- [SHORT TASK]: Every line that contains the word "POSICIÓN" should be copied out.

● ● ● ● ●

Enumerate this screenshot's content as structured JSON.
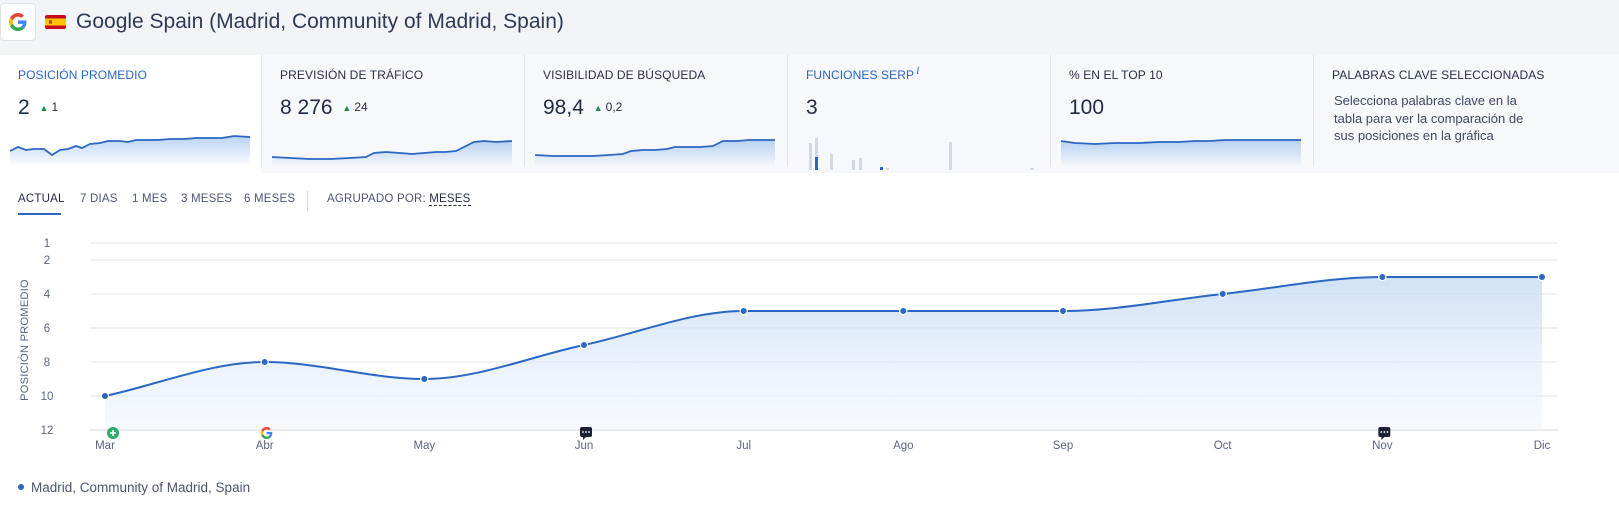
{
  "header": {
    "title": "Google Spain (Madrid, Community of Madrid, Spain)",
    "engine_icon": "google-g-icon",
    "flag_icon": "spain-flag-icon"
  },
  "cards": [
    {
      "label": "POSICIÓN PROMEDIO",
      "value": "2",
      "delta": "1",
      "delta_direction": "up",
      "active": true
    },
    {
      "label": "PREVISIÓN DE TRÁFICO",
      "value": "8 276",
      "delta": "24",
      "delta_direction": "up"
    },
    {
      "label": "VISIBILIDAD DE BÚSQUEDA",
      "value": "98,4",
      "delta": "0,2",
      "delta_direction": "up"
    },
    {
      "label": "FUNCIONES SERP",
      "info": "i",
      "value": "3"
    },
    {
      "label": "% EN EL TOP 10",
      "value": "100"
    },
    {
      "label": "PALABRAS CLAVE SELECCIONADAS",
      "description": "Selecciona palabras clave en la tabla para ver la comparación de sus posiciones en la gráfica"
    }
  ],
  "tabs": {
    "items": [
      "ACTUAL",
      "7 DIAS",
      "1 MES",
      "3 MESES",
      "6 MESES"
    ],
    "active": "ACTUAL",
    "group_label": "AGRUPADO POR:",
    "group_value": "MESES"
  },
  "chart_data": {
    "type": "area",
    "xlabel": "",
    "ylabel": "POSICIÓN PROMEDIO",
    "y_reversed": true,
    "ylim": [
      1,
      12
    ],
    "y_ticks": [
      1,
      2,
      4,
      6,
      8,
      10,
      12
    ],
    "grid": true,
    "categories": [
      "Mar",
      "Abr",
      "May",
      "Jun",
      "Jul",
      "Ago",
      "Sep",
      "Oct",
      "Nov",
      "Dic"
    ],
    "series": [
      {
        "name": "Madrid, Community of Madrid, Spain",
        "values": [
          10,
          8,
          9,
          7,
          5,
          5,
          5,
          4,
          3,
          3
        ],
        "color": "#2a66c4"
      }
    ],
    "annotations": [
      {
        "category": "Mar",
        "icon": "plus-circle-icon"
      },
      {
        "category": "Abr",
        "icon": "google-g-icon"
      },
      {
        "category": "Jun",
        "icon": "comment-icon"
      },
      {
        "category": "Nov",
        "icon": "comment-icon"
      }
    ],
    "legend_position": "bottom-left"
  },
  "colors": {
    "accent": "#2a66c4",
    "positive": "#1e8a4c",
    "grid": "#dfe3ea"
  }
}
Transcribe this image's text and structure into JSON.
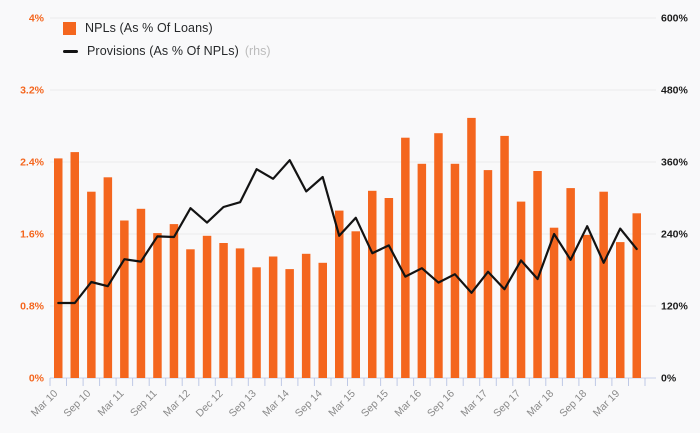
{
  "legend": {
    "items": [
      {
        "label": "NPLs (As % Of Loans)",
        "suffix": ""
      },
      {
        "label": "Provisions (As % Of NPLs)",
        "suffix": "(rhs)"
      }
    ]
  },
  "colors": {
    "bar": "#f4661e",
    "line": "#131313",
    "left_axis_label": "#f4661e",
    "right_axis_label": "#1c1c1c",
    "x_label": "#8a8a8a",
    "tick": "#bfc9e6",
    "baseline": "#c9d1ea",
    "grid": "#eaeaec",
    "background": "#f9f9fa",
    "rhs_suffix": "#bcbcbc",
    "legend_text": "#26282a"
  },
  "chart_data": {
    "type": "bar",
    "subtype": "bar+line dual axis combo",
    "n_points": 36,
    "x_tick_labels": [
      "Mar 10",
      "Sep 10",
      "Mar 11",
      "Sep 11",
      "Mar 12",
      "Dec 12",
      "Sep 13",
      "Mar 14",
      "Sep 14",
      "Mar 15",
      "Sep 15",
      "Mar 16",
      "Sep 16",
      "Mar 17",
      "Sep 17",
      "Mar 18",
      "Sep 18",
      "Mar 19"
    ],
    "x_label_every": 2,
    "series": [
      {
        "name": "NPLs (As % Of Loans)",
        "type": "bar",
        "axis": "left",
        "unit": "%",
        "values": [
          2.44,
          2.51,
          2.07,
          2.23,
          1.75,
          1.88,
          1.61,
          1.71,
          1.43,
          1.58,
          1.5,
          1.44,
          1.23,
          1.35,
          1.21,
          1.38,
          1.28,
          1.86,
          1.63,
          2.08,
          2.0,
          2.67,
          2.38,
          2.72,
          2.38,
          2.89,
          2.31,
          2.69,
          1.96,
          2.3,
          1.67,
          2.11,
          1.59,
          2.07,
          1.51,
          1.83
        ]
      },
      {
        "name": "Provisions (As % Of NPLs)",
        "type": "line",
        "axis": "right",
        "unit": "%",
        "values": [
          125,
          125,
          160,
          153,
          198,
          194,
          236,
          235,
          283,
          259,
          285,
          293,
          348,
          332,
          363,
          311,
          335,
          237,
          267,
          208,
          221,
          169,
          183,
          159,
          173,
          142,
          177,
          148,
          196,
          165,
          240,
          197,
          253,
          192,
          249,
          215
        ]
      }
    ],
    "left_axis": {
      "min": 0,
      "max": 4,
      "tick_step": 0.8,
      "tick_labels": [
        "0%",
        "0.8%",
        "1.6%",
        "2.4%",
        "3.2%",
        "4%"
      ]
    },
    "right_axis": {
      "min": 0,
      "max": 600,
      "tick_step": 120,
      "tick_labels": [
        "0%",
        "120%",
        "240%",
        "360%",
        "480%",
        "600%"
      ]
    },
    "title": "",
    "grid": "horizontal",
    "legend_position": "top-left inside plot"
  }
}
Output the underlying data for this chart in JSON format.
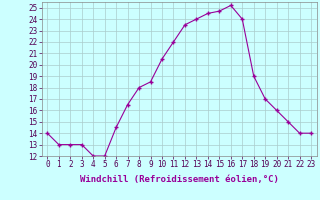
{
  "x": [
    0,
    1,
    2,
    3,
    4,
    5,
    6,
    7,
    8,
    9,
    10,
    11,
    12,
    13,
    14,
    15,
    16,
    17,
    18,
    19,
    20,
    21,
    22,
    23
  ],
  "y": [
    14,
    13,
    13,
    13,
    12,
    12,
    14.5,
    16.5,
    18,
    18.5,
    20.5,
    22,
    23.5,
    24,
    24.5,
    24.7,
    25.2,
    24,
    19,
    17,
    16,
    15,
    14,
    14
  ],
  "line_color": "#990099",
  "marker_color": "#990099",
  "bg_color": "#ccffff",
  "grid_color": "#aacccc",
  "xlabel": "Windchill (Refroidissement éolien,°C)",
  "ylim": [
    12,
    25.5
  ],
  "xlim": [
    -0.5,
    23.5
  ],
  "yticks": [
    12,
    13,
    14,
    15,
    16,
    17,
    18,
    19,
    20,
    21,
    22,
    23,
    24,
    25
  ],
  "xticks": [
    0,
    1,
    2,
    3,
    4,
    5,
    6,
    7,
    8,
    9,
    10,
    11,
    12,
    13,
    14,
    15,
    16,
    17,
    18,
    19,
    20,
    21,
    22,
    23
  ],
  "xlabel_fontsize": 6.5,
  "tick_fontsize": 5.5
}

● ● ● ● ●

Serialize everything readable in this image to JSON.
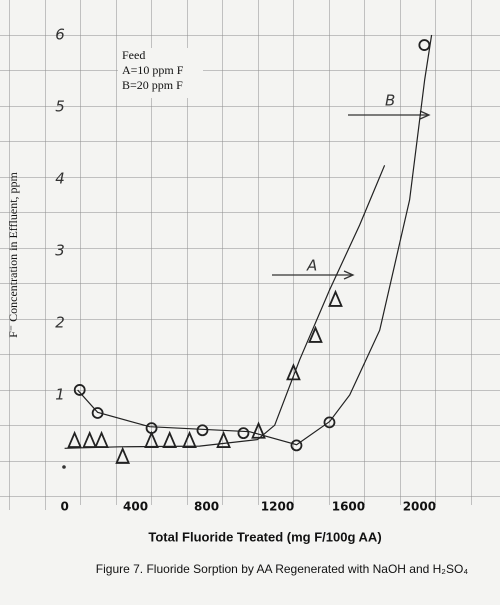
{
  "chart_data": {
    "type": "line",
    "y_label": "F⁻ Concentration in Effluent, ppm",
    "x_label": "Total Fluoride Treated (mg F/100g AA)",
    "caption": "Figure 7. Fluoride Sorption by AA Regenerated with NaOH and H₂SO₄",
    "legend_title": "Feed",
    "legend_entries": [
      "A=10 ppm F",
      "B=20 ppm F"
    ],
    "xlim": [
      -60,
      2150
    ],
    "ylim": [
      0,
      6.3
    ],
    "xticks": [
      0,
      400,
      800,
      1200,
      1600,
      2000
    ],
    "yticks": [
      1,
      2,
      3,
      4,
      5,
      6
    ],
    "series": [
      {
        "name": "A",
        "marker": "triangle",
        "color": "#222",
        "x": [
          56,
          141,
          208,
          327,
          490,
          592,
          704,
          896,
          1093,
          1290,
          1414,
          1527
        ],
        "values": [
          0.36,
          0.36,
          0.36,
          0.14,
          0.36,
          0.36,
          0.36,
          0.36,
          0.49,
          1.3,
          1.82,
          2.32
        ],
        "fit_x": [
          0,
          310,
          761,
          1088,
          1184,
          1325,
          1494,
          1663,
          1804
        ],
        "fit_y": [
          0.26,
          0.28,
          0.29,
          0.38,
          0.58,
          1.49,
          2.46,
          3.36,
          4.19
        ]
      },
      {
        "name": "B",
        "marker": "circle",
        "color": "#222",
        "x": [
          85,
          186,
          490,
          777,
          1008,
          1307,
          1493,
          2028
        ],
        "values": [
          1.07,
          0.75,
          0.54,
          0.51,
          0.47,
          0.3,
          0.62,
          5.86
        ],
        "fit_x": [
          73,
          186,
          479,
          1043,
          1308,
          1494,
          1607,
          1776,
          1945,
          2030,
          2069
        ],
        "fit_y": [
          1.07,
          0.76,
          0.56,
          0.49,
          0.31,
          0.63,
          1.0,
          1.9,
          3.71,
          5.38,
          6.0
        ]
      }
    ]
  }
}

● ● ● ● ●

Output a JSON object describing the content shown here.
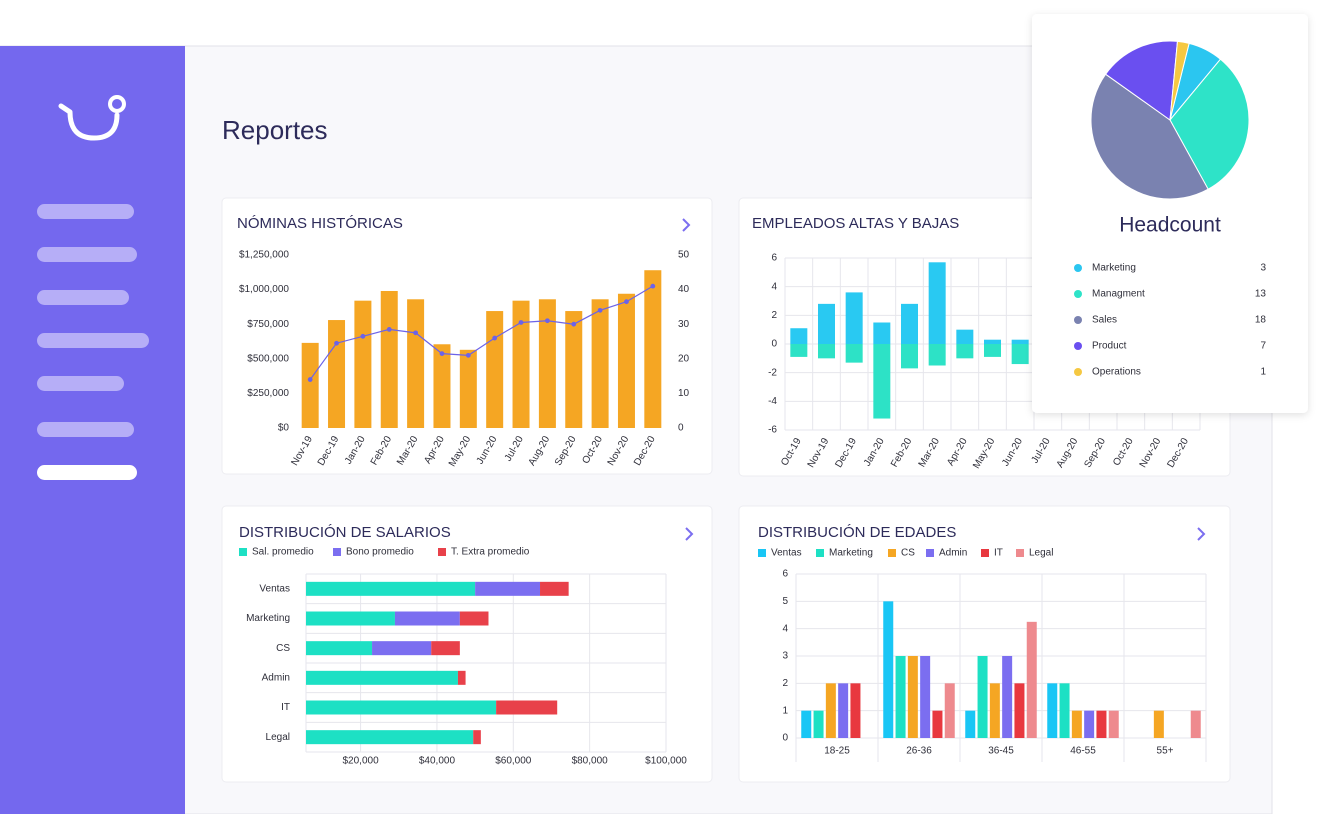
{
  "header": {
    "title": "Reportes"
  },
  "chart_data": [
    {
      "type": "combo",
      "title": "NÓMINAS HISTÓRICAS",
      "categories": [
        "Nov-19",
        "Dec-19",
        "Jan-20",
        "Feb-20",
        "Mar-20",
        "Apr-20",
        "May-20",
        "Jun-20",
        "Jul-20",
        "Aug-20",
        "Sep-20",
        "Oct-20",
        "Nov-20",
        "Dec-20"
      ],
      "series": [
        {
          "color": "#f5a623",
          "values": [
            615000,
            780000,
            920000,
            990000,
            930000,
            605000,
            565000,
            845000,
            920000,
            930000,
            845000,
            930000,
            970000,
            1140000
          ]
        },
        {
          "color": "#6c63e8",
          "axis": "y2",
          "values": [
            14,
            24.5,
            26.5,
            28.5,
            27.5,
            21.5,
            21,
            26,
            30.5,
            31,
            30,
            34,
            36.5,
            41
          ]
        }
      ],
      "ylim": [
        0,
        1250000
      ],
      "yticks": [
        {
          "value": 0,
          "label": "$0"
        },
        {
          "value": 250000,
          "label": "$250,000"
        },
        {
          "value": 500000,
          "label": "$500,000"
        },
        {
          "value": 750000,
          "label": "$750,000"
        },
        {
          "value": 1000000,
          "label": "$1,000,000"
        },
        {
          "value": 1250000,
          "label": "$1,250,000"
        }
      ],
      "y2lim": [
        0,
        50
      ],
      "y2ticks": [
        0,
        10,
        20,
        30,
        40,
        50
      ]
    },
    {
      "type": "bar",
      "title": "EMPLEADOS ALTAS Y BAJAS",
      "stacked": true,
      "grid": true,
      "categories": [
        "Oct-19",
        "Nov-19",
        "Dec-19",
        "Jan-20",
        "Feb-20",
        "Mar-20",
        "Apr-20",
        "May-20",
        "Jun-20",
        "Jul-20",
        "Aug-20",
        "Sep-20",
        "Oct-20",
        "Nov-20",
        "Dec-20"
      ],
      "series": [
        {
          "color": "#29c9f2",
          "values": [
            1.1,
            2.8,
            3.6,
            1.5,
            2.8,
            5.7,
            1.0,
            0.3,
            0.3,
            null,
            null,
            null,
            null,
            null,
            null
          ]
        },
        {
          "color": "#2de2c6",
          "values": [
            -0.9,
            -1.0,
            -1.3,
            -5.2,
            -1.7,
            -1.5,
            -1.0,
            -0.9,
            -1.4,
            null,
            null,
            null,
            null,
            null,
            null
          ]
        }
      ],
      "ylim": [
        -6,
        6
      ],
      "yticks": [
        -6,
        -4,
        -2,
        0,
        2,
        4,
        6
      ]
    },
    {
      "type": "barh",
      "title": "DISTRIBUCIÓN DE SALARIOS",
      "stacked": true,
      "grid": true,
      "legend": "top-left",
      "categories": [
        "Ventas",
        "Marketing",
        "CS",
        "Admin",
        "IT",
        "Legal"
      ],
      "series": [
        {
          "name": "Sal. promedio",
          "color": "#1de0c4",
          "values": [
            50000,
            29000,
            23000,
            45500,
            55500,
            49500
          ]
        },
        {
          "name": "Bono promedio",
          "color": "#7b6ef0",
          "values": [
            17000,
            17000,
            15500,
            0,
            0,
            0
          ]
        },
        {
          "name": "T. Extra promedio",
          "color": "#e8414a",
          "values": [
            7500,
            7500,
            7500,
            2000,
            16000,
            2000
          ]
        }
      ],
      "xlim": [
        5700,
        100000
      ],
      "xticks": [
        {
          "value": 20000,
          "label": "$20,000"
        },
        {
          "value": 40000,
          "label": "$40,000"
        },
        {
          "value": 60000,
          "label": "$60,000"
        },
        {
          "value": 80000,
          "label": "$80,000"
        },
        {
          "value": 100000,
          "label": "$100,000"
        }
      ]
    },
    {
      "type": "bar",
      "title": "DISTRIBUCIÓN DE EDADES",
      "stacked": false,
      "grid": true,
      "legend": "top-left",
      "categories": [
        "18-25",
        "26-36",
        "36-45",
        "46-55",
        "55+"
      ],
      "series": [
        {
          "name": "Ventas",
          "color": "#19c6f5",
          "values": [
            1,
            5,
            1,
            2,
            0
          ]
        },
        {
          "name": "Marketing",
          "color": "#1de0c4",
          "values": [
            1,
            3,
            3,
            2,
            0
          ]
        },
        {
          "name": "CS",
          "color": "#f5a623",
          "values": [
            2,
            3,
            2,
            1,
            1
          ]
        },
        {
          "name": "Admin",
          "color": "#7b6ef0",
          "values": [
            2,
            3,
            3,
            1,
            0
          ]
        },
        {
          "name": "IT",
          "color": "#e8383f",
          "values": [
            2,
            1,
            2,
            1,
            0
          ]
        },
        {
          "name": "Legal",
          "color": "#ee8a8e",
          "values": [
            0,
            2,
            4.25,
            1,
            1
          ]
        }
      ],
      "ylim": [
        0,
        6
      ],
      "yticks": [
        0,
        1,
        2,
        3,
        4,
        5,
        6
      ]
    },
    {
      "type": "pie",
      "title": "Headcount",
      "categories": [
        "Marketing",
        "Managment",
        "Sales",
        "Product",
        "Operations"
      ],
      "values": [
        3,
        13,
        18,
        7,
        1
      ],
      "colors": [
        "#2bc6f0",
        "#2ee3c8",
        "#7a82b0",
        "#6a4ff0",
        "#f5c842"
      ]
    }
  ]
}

● ● ● ● ●

- [FINISHED EXERCISE]:
      "label": "POSICIÓN PROMEDIO",
    "ylabel": "POSICIÓN PROMEDIO",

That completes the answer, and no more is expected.